** Start Extracted material **

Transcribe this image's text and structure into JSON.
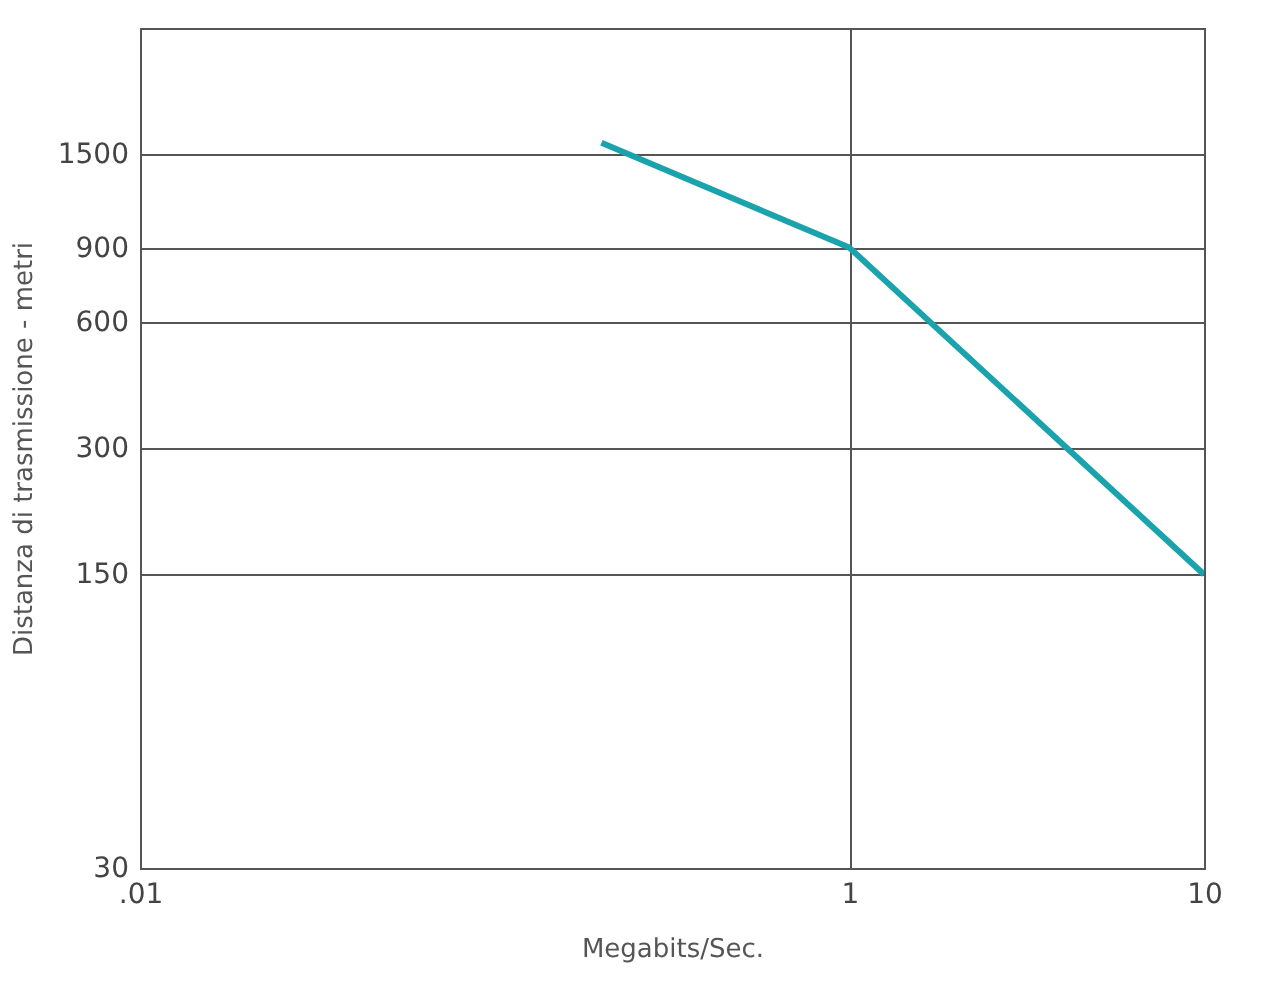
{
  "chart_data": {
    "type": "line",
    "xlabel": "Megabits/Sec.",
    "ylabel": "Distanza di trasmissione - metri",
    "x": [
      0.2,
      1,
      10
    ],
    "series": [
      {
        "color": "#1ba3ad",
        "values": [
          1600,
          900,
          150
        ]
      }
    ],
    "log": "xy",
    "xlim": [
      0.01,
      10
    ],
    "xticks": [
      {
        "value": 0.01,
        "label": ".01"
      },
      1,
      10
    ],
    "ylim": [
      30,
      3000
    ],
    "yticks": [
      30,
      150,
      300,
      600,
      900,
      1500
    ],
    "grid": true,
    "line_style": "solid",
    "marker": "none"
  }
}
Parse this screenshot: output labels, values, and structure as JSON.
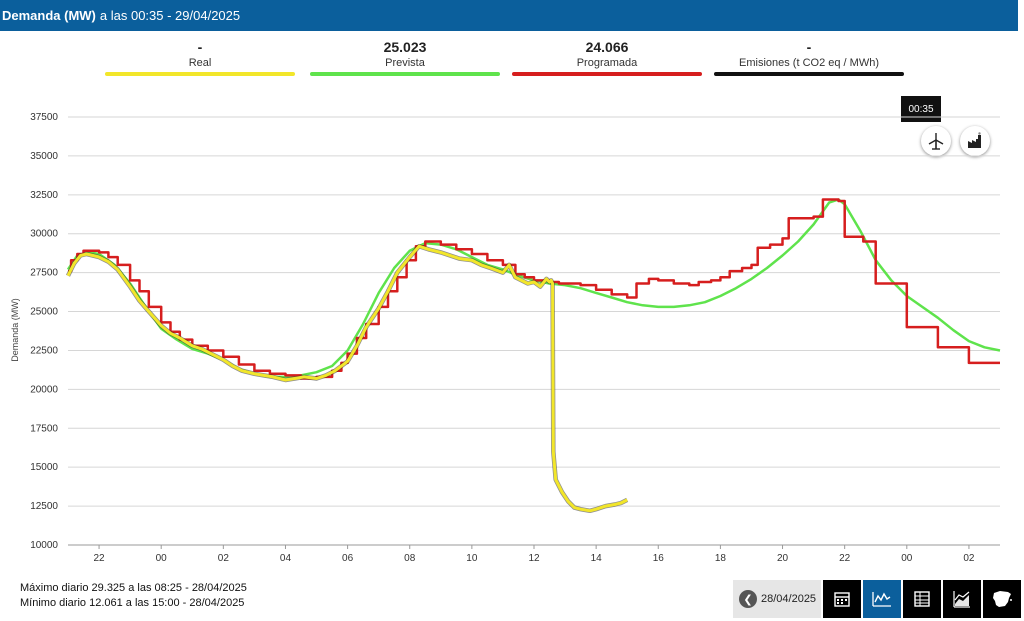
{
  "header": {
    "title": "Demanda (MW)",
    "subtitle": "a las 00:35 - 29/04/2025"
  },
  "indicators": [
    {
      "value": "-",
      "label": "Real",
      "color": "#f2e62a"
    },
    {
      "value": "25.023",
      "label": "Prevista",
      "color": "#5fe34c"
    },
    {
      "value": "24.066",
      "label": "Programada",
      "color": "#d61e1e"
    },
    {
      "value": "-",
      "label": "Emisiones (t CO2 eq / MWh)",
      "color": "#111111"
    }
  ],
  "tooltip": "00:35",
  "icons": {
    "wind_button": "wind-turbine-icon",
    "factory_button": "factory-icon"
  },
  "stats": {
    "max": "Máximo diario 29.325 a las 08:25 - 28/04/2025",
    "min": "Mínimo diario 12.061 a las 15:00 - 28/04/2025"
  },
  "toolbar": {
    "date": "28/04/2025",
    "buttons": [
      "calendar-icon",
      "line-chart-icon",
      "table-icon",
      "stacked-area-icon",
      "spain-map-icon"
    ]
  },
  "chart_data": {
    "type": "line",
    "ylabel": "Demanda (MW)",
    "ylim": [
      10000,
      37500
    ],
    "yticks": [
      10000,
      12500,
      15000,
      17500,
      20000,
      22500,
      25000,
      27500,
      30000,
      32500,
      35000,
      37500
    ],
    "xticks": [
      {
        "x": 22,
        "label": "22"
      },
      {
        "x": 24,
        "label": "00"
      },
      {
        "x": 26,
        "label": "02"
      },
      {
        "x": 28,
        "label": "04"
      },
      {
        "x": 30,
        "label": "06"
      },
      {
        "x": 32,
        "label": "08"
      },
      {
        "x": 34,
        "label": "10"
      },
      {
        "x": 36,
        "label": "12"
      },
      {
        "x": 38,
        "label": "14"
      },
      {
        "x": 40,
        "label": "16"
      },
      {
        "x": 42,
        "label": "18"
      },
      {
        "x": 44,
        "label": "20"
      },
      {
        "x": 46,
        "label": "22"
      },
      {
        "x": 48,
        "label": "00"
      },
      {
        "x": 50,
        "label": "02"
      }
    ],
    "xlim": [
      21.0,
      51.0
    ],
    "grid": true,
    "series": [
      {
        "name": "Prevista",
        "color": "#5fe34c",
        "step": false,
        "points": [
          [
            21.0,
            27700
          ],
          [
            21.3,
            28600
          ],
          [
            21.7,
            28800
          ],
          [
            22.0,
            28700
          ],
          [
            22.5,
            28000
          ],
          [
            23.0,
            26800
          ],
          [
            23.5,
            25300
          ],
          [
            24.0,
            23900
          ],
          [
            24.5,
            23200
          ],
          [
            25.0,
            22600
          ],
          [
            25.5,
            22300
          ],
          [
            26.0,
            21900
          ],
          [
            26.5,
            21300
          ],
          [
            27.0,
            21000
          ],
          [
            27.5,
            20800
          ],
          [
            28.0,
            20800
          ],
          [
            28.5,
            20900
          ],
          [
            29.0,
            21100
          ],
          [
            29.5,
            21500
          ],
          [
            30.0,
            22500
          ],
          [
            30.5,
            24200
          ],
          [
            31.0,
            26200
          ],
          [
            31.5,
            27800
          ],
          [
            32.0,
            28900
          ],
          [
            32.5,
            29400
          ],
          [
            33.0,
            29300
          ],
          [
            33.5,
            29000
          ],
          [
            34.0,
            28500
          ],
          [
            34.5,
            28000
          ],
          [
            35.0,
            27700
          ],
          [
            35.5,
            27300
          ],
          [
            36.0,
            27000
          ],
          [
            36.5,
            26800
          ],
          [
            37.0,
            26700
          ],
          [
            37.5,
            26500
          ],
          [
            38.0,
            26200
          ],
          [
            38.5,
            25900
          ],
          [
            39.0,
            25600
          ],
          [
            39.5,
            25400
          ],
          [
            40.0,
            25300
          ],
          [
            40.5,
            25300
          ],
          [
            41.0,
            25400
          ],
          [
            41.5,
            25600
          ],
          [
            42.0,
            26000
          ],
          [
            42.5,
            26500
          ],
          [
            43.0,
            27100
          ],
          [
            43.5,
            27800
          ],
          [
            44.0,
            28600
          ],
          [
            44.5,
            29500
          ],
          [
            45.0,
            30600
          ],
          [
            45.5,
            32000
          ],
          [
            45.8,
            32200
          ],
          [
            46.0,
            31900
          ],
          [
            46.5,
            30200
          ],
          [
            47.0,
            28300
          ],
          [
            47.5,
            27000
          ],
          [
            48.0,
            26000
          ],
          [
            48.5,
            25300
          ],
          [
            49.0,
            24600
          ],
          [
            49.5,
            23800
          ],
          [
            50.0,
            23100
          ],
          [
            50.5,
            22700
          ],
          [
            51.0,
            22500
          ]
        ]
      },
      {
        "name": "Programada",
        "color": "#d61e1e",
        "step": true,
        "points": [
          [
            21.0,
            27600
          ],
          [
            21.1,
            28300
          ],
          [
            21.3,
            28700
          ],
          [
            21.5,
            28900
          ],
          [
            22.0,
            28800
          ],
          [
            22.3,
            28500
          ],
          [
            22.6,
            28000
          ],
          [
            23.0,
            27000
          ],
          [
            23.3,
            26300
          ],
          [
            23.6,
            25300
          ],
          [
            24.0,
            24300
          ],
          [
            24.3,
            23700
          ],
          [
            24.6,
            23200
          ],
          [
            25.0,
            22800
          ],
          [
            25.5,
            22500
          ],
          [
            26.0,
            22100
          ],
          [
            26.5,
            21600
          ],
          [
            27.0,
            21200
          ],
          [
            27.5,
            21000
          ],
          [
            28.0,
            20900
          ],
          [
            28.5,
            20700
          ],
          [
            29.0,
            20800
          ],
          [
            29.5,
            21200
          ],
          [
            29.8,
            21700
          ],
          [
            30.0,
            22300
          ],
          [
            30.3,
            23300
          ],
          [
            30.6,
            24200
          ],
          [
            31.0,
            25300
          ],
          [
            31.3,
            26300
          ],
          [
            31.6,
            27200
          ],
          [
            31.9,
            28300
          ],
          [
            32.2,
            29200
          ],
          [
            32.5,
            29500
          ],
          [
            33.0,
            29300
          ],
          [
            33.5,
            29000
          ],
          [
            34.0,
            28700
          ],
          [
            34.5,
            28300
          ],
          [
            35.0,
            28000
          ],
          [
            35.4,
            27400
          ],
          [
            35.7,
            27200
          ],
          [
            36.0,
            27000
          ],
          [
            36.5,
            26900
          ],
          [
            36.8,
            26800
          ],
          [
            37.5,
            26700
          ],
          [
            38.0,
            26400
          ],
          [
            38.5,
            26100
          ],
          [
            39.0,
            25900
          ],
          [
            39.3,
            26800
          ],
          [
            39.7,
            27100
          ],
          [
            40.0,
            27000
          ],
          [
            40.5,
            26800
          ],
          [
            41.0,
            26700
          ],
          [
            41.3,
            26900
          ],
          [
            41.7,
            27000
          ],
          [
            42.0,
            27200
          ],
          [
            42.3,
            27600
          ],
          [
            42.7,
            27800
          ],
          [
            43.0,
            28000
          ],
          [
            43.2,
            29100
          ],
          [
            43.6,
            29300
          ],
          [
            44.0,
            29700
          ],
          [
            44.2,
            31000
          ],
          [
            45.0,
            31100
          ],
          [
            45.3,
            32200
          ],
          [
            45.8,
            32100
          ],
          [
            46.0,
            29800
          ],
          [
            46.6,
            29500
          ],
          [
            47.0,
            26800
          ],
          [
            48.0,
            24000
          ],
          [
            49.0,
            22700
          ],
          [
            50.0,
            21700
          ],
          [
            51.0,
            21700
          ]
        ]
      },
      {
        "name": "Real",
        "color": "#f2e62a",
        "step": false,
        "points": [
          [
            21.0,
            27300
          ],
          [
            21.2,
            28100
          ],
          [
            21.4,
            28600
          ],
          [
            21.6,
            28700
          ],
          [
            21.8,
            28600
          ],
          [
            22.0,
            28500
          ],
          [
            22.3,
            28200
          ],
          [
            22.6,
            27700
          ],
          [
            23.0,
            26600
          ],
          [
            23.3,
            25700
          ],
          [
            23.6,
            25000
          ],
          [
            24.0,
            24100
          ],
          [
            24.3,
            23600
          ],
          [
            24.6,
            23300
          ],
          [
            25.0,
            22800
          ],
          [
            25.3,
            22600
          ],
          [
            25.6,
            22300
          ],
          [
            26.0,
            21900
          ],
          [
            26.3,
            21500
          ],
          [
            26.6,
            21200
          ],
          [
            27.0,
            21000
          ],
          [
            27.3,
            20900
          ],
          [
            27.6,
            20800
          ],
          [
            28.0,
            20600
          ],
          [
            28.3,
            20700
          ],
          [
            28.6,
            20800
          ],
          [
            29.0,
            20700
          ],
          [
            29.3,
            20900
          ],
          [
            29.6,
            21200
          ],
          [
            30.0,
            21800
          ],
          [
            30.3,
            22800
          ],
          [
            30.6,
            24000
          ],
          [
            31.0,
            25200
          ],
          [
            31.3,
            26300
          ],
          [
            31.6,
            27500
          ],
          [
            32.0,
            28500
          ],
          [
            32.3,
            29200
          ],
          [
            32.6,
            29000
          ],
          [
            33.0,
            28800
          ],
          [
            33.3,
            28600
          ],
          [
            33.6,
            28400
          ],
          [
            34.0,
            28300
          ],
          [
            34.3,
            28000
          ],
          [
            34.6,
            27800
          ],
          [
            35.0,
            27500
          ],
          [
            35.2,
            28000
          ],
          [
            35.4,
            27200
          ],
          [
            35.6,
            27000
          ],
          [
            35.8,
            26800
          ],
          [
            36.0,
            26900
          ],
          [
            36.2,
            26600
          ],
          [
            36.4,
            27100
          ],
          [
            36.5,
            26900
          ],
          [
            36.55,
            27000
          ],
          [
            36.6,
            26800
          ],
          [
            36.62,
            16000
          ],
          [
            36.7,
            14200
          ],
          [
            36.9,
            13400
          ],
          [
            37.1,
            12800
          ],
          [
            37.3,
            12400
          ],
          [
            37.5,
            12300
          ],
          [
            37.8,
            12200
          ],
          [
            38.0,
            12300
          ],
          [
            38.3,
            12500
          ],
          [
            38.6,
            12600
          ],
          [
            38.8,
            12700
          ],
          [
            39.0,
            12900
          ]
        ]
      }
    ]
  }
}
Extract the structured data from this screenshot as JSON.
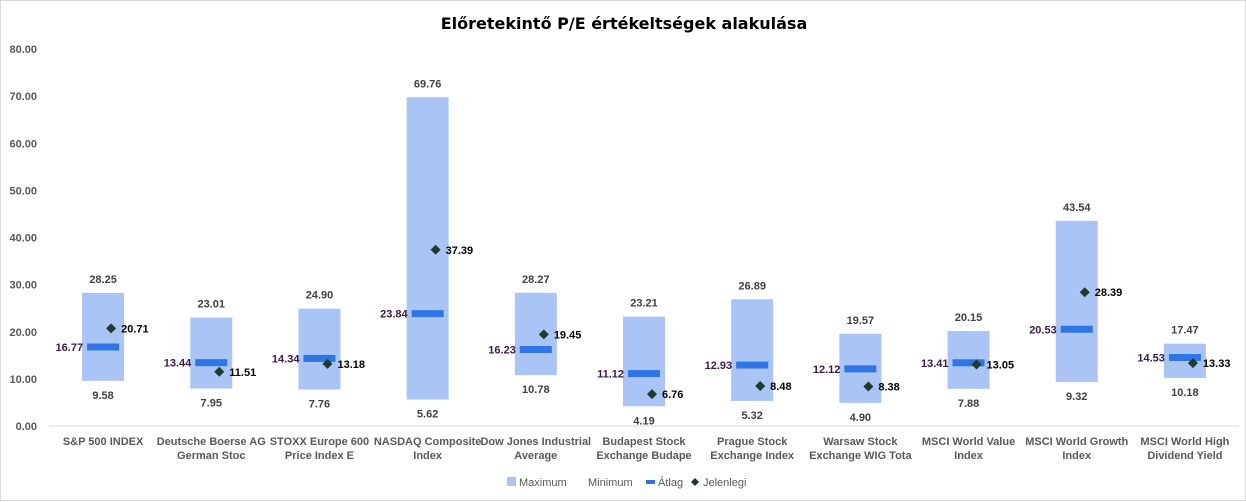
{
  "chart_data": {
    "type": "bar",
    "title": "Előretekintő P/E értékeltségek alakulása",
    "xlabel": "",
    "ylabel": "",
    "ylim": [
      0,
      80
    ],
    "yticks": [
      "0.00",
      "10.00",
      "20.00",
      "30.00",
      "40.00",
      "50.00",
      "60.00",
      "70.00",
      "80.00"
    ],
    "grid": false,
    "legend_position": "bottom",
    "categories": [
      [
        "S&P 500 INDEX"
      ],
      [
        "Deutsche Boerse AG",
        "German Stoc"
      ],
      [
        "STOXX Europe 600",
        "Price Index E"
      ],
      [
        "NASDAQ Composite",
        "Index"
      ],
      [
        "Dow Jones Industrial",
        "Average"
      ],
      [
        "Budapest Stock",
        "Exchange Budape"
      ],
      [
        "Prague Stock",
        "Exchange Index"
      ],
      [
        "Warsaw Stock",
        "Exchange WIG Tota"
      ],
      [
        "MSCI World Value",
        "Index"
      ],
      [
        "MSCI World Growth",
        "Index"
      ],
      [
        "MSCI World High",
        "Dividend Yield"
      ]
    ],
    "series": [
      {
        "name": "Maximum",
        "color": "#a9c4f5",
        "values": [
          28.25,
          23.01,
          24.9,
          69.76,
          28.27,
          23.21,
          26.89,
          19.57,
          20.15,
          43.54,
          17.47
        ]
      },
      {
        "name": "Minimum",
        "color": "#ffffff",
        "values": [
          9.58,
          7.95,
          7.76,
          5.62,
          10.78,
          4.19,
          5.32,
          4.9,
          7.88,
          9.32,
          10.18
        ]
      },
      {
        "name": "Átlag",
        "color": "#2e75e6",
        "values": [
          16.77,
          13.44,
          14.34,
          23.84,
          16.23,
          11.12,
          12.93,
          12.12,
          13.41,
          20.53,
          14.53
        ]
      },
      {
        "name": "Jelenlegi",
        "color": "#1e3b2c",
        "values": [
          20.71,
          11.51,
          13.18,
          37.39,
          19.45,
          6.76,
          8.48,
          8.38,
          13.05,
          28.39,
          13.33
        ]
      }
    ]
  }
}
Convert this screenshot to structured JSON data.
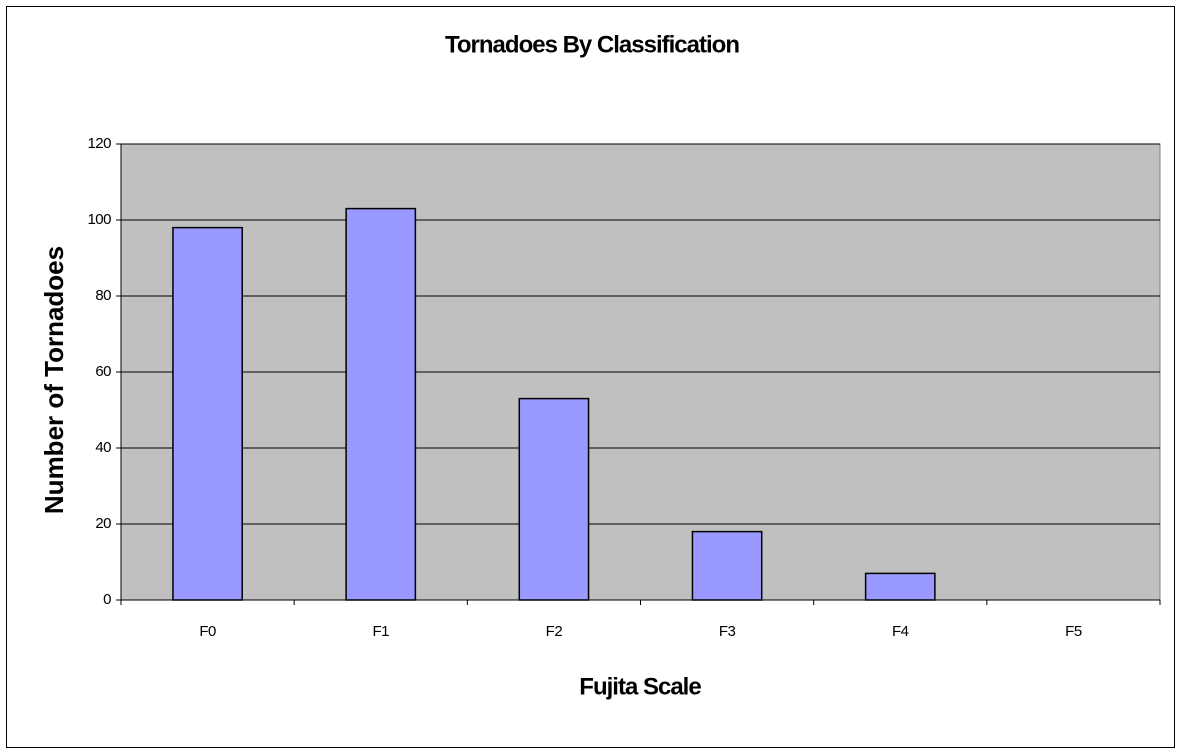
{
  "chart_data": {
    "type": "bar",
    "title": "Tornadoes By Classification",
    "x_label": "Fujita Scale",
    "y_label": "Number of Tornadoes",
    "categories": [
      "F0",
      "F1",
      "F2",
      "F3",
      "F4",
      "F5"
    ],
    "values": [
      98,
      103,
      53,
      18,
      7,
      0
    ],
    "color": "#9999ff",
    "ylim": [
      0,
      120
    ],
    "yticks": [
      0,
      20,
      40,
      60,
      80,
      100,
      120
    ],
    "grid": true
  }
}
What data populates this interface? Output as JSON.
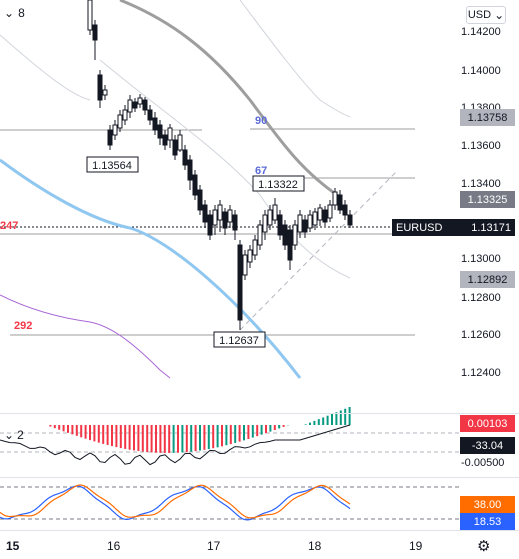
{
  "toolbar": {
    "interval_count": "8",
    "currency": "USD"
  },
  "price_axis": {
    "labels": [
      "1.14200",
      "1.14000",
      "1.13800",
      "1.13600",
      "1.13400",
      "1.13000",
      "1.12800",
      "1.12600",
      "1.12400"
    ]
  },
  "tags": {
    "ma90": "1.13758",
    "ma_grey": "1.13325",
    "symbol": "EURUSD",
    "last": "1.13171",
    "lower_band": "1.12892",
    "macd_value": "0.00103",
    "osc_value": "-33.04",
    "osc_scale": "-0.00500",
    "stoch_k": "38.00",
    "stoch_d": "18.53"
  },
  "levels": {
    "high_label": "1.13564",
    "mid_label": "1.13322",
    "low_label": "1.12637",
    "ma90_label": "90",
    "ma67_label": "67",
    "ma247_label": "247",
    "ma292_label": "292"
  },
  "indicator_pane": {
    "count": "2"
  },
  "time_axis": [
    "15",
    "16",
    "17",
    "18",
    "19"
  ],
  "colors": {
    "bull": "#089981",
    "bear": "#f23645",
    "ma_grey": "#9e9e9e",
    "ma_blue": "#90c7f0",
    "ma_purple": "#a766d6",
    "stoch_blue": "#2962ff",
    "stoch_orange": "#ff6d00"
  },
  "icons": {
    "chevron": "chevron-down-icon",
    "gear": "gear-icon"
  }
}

** End Extracted material **

Look through the listing and extract every line with "this" in it.

> _Result of the task_:
Transcribe this image's text and structure into JSON.
Parse this screenshot: output labels, values, and structure as JSON.
Extract the structured data from this screenshot as JSON.
Convert this screenshot to structured JSON data.
What data populates this interface? Output as JSON.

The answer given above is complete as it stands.